TASK TO CARRY OUT:
Work out how many lines of the material below mention the word "label"; reply with the number only.

═══ DATASET CONTENT ═══

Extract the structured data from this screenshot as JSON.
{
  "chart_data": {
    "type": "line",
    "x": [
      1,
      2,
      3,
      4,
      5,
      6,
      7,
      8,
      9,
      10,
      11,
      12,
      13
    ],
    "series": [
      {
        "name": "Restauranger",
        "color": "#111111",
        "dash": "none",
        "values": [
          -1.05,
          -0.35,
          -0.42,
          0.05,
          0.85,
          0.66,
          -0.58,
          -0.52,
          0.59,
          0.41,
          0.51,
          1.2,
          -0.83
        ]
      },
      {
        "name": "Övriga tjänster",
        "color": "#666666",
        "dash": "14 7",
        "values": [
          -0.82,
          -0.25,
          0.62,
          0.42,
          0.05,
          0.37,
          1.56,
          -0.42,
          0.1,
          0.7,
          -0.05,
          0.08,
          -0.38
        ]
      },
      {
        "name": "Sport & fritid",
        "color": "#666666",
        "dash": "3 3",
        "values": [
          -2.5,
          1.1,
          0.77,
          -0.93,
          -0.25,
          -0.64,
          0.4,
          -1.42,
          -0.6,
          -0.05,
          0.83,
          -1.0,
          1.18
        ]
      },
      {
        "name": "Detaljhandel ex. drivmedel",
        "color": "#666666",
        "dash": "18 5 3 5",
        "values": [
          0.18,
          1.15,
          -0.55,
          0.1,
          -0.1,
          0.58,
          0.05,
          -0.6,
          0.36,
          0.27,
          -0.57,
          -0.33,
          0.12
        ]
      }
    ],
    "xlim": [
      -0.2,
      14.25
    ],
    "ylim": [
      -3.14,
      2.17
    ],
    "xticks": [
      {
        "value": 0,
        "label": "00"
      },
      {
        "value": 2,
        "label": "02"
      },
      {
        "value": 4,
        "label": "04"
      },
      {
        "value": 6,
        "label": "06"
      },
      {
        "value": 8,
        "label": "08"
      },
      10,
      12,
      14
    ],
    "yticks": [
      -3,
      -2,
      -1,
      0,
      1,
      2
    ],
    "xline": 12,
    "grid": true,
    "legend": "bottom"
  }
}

═══

SOLUTION FOR THIS PROBLEM:
5